> **Set task**
Output the lines from the one containing "news-date: [2022-02-18] [652,335,705,344]" up to and including the one containing "notepad-icon [51,350,70,370]", character for character.

==== Information provided

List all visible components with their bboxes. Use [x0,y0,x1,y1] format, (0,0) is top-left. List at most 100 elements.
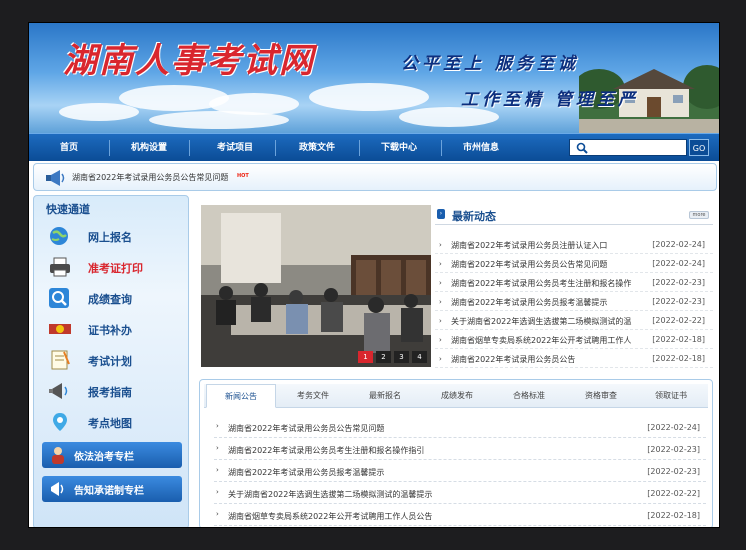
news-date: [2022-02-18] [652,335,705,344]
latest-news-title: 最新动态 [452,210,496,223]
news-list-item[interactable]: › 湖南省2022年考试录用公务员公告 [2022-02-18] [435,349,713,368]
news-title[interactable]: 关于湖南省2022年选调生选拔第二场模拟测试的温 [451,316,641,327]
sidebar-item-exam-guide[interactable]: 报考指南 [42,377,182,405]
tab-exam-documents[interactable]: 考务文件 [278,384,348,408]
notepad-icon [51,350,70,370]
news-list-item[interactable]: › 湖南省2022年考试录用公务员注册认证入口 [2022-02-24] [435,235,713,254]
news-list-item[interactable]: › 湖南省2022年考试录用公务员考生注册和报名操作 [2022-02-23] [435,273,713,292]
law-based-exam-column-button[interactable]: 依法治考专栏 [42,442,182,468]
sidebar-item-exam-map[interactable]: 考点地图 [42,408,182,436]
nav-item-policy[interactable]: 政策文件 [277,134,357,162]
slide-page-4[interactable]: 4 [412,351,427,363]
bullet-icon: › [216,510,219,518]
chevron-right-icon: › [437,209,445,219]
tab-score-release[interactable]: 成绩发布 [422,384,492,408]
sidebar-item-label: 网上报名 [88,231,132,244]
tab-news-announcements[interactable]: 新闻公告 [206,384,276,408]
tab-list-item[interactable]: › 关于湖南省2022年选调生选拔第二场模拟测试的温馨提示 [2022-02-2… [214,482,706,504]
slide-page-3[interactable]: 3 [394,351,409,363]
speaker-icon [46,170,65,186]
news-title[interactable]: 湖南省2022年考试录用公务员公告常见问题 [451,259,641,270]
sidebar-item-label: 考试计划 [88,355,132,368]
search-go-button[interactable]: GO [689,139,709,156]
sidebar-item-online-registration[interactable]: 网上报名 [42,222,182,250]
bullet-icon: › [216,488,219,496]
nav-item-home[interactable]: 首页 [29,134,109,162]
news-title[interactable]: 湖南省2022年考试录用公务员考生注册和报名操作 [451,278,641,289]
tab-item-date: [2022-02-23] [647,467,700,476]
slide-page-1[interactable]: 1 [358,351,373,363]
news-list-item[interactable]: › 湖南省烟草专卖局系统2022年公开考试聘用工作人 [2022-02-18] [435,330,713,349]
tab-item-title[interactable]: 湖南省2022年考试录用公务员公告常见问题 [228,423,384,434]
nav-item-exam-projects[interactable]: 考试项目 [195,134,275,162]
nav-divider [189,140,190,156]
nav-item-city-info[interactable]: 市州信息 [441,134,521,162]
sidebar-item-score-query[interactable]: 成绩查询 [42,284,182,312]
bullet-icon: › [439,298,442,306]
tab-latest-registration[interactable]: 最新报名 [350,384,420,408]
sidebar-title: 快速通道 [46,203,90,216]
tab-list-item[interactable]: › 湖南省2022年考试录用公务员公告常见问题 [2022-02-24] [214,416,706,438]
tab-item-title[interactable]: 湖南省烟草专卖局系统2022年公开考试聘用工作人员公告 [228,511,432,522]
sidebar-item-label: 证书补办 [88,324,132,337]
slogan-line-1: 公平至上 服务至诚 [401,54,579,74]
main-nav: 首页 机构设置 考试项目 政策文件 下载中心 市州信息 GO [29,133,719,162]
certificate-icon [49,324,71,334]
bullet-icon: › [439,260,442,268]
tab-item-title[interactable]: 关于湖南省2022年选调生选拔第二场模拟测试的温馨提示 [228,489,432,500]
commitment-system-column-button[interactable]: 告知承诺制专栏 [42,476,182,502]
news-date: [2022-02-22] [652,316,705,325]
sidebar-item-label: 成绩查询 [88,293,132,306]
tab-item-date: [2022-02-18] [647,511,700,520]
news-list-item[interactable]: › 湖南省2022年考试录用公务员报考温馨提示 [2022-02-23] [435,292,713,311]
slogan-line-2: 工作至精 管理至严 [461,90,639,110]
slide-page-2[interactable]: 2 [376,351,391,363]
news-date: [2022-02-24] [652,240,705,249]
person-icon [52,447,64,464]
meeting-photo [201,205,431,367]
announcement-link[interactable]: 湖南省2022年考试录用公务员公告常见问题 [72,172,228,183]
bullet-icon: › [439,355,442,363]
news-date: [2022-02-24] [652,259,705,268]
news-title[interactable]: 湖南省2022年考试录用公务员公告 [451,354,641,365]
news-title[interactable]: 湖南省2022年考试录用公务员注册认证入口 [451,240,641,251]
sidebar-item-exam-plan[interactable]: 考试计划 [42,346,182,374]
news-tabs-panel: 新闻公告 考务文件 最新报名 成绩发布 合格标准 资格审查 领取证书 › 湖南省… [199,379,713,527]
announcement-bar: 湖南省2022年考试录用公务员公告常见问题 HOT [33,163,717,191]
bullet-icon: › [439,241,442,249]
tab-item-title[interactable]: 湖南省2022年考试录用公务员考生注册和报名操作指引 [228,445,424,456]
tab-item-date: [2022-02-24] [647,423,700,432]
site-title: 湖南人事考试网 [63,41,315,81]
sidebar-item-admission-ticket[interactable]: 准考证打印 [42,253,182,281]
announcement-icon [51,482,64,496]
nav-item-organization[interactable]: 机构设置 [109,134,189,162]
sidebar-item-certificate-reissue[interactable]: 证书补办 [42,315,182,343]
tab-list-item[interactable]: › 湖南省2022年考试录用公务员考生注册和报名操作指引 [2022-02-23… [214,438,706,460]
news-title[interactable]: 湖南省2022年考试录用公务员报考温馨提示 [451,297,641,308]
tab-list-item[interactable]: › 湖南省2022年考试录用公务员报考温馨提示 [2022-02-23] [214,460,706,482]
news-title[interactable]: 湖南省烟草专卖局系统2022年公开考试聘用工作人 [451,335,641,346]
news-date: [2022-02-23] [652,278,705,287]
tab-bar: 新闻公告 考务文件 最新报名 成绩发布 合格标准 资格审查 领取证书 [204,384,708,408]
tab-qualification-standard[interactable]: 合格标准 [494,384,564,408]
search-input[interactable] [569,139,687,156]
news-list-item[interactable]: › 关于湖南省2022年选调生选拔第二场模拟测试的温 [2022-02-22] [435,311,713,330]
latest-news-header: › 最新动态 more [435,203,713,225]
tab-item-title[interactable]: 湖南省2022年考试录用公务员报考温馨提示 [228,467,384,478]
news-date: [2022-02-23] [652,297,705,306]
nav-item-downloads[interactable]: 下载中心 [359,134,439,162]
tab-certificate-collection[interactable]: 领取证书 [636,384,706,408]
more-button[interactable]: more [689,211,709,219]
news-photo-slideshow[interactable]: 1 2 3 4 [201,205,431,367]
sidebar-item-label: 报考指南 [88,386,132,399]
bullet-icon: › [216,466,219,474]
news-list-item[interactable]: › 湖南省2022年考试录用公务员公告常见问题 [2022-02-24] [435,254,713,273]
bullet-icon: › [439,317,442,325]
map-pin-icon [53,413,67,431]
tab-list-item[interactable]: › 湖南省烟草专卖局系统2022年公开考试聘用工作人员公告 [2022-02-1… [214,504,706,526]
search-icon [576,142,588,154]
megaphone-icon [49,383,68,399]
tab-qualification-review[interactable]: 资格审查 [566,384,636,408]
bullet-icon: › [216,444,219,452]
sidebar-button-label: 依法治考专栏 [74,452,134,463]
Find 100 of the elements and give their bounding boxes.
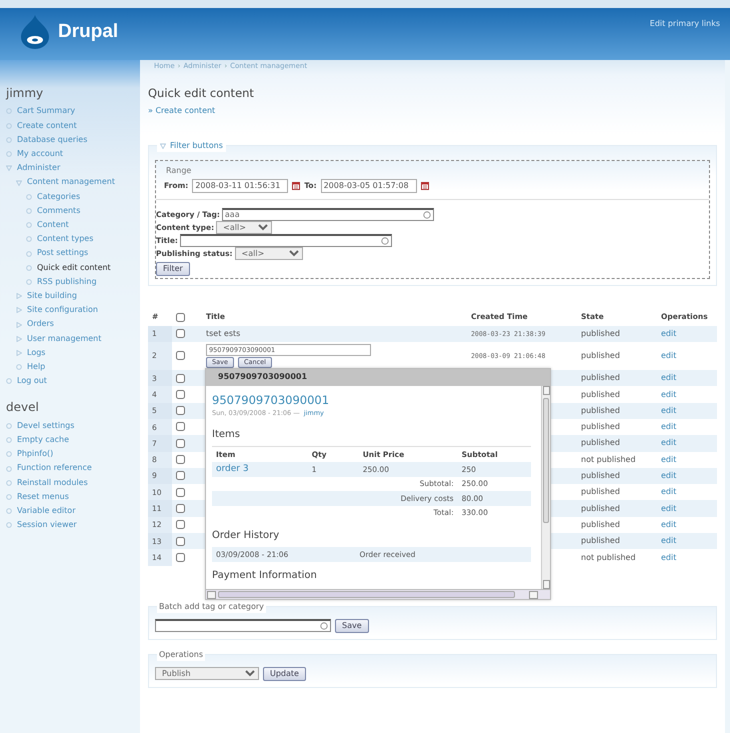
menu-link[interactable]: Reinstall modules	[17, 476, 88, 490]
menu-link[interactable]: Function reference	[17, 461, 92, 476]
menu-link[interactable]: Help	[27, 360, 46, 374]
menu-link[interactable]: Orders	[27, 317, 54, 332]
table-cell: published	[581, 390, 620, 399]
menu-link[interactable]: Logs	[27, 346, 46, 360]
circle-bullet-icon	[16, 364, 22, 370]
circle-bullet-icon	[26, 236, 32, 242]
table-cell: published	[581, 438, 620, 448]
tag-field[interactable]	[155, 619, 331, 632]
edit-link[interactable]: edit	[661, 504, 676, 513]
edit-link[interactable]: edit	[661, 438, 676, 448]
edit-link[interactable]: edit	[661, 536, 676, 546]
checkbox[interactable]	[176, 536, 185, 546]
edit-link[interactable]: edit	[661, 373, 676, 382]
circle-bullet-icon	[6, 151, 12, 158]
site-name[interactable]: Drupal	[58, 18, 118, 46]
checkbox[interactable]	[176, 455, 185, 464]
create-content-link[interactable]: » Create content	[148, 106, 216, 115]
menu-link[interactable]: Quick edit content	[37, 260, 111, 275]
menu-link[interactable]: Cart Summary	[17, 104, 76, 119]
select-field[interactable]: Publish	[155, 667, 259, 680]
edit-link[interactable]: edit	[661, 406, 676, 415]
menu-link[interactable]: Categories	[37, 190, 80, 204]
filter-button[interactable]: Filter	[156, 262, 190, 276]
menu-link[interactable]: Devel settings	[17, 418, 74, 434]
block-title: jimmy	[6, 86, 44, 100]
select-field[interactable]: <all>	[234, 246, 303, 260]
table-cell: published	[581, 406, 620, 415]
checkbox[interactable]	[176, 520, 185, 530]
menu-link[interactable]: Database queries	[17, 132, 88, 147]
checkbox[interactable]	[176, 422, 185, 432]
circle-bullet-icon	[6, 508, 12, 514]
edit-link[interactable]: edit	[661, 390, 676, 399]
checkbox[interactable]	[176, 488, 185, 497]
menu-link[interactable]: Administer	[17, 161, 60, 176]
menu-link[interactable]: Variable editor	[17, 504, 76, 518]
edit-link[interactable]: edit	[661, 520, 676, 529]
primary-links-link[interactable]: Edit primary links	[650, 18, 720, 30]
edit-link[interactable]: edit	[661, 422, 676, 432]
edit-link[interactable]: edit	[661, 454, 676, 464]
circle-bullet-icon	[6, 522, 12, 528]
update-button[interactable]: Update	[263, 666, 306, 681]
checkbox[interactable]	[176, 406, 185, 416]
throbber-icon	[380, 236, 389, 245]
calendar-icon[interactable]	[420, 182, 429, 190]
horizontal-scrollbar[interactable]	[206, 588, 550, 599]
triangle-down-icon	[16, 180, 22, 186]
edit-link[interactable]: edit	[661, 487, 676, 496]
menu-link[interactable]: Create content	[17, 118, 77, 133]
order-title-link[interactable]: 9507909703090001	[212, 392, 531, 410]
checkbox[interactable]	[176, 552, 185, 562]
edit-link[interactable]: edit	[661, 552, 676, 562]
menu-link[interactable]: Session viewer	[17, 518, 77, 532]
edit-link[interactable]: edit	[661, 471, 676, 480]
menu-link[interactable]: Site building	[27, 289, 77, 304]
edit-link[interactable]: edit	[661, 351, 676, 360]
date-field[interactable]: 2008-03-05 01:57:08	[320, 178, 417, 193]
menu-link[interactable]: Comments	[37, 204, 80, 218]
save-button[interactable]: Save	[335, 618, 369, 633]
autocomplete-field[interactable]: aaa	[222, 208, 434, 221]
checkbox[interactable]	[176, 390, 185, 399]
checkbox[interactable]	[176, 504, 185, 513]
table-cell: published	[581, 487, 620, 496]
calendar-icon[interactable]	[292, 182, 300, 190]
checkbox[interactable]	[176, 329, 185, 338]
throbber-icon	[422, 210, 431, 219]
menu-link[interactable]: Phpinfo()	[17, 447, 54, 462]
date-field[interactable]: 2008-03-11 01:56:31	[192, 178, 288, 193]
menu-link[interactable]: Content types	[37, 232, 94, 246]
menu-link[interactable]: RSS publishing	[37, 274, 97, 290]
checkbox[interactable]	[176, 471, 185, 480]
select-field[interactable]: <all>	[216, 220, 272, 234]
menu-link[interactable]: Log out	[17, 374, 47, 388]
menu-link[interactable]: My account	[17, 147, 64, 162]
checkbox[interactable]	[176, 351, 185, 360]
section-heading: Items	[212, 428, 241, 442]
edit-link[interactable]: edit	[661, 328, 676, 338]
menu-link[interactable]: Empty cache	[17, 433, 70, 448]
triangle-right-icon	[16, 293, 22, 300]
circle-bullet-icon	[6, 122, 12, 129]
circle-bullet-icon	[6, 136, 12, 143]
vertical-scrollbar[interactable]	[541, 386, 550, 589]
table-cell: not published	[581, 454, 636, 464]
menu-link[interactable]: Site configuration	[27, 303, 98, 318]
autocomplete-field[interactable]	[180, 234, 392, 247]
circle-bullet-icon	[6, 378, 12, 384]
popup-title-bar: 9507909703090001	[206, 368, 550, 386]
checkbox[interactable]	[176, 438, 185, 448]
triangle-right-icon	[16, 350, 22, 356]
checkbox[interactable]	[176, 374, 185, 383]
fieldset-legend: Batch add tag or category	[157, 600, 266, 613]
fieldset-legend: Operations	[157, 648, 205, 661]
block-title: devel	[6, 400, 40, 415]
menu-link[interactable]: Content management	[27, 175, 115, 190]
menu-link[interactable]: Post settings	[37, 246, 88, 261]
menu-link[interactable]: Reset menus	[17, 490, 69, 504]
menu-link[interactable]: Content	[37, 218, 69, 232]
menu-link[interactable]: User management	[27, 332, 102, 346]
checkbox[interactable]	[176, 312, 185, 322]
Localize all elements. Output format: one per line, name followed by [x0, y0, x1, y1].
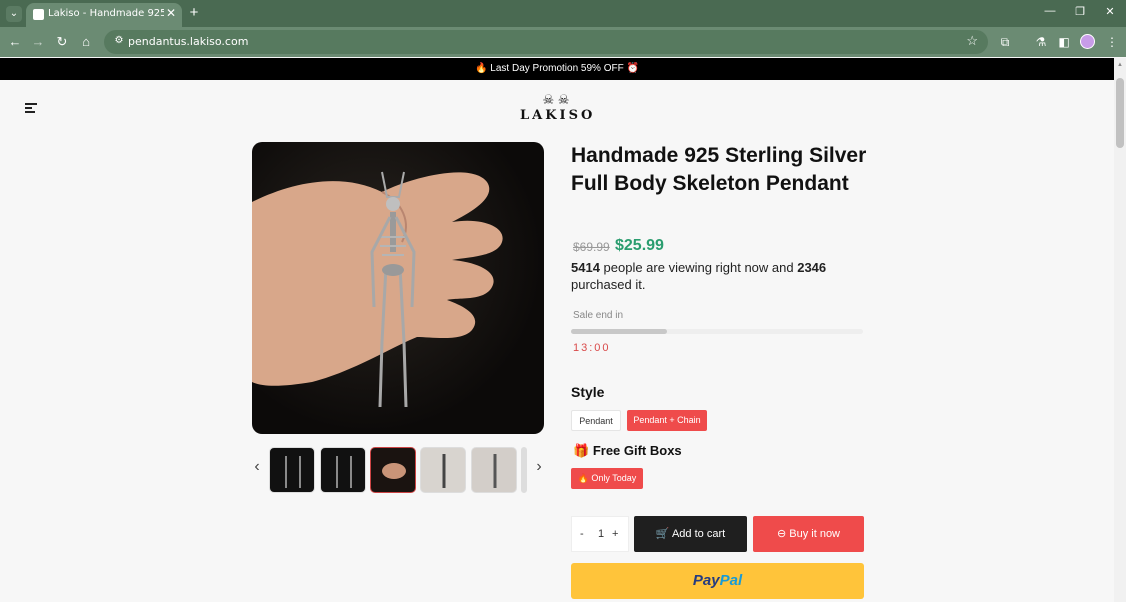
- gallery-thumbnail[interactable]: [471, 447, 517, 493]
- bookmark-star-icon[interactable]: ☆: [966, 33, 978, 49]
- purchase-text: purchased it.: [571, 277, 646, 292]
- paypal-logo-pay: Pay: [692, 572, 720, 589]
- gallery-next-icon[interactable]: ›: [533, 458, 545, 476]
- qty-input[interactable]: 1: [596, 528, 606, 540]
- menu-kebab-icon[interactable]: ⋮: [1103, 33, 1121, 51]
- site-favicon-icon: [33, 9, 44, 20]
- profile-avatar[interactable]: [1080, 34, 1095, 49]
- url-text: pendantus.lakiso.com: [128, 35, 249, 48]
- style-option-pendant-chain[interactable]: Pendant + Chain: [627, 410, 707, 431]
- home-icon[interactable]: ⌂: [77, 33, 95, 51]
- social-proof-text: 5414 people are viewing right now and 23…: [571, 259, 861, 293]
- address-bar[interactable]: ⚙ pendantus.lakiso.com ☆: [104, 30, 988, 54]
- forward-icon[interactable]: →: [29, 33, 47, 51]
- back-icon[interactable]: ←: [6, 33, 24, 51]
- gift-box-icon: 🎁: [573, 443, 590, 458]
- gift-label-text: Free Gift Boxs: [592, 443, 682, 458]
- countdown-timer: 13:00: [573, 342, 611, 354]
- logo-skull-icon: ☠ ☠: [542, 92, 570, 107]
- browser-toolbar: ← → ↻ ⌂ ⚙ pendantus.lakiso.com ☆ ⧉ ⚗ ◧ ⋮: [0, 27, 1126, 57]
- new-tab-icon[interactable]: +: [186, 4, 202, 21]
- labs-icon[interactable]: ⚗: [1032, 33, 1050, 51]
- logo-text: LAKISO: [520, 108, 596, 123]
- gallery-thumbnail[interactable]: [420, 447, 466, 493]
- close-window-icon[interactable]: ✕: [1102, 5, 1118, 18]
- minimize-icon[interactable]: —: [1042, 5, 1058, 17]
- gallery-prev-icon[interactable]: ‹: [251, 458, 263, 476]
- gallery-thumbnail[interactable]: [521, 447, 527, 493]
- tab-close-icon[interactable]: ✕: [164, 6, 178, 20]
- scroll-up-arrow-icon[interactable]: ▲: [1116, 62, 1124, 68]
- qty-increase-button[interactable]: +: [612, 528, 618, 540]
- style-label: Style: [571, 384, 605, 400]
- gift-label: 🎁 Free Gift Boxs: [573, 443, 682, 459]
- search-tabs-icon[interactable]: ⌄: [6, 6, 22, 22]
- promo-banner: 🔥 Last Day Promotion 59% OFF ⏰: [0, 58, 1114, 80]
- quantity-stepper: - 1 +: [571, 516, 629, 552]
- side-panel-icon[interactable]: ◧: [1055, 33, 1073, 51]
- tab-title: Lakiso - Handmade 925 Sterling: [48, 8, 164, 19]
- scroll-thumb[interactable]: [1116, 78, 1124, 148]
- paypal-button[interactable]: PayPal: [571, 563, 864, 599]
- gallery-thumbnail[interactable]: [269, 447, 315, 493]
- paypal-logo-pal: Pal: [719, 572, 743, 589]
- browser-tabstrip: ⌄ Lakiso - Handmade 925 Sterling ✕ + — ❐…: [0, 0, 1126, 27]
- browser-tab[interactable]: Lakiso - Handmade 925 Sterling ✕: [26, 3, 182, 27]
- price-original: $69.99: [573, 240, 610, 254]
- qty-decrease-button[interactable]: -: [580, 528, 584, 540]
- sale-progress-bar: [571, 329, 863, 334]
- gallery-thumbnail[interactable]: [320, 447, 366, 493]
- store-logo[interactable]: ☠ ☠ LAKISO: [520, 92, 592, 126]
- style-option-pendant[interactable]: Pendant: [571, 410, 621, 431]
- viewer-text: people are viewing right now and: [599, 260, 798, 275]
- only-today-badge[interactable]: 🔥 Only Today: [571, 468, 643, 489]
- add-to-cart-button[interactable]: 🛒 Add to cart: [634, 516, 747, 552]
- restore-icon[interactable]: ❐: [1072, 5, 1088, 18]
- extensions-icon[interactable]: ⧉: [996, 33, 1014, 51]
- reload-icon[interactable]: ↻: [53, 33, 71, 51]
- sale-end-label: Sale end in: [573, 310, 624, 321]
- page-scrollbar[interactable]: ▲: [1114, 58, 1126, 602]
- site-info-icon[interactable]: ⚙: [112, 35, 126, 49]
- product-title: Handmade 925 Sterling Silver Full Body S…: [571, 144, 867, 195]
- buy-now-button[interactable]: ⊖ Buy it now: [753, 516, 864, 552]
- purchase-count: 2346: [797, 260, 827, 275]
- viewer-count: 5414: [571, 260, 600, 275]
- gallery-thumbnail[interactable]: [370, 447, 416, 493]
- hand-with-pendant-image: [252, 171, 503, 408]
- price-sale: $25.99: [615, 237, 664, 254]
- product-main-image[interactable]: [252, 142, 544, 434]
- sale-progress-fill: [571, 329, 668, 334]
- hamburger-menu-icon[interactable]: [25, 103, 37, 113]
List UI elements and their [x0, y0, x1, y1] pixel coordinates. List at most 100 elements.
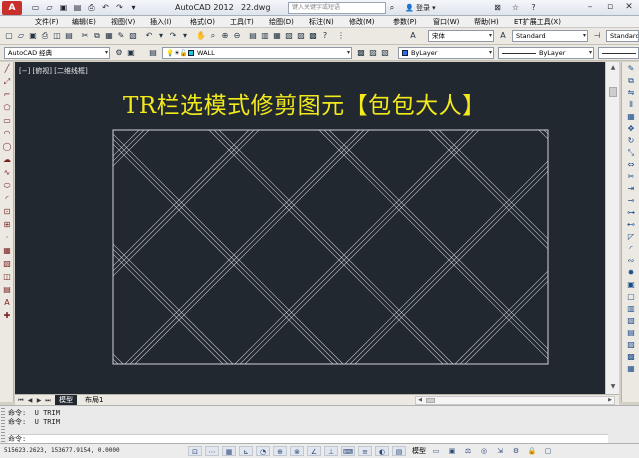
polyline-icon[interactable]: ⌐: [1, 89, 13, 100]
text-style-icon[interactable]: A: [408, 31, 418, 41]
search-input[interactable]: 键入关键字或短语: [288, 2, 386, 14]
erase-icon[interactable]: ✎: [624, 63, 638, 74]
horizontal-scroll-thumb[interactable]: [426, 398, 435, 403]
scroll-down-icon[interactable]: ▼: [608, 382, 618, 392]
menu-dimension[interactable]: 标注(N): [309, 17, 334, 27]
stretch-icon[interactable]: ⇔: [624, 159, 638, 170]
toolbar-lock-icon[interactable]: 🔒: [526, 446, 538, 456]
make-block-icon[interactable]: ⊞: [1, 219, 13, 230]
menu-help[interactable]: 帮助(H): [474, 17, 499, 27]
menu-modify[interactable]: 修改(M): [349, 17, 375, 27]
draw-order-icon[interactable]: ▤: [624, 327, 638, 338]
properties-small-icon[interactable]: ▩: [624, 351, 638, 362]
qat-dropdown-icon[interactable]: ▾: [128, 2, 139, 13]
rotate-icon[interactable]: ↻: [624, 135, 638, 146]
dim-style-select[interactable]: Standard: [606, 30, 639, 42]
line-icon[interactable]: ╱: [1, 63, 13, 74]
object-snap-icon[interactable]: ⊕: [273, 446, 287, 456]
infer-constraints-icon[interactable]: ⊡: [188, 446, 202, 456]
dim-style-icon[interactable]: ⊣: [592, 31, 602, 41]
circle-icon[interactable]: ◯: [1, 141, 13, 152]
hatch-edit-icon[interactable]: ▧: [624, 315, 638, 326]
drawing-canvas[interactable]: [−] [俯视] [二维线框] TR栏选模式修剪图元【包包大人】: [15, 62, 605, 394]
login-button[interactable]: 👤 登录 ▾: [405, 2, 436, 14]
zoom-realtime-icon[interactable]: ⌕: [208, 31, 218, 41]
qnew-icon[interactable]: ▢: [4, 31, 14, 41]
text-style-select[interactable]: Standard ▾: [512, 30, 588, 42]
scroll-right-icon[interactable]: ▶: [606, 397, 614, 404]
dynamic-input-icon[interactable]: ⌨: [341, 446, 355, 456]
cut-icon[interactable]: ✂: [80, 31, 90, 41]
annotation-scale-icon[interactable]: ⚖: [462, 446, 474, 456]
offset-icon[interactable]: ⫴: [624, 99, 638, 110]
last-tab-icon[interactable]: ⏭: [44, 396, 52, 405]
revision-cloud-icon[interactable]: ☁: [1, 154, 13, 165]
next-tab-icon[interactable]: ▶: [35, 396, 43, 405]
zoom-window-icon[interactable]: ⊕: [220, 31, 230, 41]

========

> **Full response**
news-date: [2022-02-18] [652,335,705,344]
latest-news-title: 最新动态 [452,210,496,223]
news-list-item[interactable]: › 湖南省2022年考试录用公务员公告 [2022-02-18] [435,349,713,368]
news-title[interactable]: 关于湖南省2022年选调生选拔第二场模拟测试的温 [451,316,641,327]
sidebar-item-exam-guide[interactable]: 报考指南 [42,377,182,405]
tab-exam-documents[interactable]: 考务文件 [278,384,348,408]
notepad-icon [51,350,70,370]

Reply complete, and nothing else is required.